• Exercise description:
Lines that hold the string "ylabel" are to be counted; give only their number.

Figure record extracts
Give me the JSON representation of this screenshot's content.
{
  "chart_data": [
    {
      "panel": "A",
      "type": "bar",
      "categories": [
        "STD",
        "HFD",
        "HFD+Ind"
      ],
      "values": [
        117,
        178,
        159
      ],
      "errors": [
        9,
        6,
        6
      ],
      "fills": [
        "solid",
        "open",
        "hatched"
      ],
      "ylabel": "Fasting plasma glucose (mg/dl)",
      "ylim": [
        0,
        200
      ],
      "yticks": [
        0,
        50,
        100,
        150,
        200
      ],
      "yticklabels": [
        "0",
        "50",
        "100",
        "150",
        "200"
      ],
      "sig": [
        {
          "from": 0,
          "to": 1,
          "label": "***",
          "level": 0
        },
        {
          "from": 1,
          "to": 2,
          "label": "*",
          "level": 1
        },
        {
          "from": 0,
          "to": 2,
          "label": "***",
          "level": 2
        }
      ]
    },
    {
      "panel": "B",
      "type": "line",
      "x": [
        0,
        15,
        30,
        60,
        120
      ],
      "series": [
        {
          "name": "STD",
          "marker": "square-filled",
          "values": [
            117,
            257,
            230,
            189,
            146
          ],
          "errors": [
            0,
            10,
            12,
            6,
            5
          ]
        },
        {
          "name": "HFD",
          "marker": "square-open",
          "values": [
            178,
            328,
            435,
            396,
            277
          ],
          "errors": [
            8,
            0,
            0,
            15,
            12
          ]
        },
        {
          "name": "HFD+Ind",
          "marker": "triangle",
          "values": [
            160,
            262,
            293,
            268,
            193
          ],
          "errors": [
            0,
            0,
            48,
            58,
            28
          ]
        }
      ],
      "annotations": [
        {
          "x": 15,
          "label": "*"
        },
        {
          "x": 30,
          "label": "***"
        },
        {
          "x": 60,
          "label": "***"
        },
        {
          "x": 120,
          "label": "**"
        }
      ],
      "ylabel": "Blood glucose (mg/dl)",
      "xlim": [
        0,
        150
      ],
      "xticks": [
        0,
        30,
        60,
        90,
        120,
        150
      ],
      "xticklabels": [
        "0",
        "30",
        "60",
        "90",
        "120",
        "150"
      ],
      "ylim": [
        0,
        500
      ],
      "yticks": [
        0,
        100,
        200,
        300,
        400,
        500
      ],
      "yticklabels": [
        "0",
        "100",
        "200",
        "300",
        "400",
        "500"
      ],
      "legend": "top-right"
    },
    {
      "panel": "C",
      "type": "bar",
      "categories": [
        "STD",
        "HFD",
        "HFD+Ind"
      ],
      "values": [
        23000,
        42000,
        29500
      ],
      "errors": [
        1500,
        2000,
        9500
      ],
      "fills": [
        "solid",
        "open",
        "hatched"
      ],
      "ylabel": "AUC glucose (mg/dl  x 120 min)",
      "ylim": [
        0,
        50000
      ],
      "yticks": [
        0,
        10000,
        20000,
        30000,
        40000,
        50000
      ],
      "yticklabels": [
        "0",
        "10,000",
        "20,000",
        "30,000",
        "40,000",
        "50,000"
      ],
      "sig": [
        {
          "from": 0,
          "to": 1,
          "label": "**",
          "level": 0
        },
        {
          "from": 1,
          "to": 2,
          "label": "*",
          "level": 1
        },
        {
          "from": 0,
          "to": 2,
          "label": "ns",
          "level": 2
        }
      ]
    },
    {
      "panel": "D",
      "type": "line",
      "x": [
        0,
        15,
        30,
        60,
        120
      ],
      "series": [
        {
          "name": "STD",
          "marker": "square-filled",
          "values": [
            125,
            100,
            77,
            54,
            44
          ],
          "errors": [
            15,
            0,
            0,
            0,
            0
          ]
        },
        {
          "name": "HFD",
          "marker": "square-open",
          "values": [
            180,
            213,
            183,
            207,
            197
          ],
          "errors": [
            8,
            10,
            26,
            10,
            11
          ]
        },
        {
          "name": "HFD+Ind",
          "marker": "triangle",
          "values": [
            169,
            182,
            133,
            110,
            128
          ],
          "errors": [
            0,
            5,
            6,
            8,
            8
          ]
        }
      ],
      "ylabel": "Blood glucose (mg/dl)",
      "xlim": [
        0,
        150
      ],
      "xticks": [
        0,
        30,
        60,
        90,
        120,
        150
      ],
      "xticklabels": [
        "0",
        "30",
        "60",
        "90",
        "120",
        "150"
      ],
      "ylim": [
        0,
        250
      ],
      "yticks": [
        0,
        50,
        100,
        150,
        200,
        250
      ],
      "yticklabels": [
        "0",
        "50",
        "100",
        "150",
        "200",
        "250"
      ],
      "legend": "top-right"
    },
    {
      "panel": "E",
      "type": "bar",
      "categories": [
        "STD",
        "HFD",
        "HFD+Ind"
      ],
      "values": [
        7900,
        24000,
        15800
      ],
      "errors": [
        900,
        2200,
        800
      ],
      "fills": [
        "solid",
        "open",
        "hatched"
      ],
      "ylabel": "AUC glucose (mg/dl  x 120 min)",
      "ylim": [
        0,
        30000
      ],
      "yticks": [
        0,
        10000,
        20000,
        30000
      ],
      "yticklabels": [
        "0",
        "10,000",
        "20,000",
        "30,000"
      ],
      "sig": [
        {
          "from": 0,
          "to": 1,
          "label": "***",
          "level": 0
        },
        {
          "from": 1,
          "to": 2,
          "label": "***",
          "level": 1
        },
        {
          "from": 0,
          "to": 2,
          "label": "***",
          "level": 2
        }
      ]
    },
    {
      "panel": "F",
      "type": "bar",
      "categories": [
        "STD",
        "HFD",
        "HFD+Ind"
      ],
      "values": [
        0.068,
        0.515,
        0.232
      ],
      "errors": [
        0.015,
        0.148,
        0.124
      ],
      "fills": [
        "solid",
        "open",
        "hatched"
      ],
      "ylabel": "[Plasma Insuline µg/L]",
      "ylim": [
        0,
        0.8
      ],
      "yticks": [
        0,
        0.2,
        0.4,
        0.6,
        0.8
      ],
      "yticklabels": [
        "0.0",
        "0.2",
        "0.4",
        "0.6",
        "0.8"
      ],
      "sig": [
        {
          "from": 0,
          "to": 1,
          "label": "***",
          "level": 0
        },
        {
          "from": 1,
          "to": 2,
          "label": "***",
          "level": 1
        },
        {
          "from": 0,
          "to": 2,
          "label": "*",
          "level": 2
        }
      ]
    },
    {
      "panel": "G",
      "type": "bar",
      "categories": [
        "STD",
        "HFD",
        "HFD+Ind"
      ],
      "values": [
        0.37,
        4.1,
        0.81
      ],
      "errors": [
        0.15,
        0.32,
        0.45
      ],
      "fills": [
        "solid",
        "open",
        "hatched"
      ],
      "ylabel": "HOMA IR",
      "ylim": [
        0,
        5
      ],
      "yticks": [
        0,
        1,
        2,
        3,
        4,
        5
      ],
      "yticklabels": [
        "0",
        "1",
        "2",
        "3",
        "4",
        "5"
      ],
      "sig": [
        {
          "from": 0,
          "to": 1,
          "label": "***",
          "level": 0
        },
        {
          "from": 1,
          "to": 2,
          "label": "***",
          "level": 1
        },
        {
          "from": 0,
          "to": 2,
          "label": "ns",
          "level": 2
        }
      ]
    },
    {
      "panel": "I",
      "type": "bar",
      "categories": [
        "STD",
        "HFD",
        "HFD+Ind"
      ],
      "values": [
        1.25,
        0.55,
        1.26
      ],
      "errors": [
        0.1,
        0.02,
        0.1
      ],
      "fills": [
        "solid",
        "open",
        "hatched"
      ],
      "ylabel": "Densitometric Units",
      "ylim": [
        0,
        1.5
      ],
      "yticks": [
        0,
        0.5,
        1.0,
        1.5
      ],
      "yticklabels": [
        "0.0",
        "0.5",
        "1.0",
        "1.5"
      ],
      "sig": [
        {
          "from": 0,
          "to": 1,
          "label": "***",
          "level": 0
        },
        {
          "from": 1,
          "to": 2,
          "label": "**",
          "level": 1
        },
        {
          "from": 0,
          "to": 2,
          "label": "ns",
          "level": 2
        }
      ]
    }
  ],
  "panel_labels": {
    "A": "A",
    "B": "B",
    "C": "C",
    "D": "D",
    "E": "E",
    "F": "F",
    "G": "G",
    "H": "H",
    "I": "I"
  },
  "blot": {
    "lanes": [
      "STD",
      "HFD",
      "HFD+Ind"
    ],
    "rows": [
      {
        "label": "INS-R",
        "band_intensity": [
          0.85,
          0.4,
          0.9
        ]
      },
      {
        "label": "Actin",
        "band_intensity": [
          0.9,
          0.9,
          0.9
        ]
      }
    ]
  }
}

• Full solution:
8